> _Task description_
From the entries below, copy every line that holds the word "Driftwood".

> _Data for this task_
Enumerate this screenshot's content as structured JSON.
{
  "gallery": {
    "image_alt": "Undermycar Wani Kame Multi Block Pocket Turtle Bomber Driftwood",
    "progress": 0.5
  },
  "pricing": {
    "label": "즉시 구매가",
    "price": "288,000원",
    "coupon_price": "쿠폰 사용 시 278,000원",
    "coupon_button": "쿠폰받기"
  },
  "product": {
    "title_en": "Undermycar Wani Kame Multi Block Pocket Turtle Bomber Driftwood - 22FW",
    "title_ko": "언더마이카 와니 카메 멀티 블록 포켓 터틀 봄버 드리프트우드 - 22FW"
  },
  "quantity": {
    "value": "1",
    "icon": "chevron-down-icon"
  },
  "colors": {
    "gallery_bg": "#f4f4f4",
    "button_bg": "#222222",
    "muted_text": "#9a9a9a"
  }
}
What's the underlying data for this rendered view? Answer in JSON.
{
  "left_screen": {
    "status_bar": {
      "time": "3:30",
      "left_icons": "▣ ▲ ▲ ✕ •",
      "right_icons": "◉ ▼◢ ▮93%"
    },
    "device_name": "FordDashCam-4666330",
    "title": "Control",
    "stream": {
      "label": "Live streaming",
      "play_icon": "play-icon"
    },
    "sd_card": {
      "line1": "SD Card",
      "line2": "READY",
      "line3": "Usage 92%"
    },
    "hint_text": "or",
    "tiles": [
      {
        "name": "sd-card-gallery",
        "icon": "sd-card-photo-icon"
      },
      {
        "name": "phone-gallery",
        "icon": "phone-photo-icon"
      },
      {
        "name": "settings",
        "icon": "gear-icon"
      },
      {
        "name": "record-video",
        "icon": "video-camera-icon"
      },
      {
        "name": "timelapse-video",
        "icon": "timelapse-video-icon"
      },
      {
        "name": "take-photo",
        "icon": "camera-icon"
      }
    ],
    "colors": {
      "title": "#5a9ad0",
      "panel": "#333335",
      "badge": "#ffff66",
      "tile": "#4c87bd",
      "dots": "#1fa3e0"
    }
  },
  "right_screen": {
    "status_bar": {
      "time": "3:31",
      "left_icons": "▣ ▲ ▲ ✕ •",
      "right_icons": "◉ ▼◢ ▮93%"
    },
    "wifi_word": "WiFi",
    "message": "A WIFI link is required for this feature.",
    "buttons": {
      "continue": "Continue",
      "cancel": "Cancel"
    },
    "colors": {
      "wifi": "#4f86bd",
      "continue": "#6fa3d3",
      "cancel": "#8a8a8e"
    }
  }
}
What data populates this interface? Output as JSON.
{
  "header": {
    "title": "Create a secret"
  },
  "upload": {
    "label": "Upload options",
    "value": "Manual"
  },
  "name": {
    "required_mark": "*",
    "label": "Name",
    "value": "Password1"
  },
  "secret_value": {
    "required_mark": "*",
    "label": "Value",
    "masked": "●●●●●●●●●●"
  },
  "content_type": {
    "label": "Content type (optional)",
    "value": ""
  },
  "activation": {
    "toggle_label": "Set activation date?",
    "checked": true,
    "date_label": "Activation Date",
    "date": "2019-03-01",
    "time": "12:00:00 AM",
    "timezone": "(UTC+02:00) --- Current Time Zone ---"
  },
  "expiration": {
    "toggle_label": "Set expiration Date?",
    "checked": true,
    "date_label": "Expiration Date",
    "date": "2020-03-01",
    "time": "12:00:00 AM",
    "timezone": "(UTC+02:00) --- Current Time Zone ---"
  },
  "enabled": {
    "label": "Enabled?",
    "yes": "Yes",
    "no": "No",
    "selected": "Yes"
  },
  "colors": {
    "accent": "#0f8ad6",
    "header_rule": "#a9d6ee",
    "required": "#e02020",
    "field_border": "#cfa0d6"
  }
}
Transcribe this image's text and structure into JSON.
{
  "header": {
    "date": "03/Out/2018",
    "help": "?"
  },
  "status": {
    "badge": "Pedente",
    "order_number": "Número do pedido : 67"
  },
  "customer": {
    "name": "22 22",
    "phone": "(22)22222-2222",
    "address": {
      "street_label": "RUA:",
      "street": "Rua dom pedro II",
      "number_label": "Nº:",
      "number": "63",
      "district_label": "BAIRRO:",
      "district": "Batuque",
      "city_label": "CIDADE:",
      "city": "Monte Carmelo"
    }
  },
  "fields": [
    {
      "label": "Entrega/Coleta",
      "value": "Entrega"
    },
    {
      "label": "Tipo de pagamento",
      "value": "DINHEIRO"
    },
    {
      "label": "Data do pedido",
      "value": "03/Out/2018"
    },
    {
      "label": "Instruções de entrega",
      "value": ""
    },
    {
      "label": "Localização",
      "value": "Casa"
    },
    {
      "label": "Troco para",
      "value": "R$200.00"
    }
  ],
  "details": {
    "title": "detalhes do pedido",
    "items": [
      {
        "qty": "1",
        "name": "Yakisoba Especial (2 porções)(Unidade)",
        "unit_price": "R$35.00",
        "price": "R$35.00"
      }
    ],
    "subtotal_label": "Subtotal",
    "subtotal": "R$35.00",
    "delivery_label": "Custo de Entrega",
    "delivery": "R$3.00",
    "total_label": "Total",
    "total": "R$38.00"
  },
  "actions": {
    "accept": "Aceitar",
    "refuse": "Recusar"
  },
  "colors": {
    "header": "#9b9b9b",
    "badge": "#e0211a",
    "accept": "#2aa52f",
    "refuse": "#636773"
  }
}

> _Reply_
    "image_alt": "Undermycar Wani Kame Multi Block Pocket Turtle Bomber Driftwood",
    "title_en": "Undermycar Wani Kame Multi Block Pocket Turtle Bomber Driftwood - 22FW",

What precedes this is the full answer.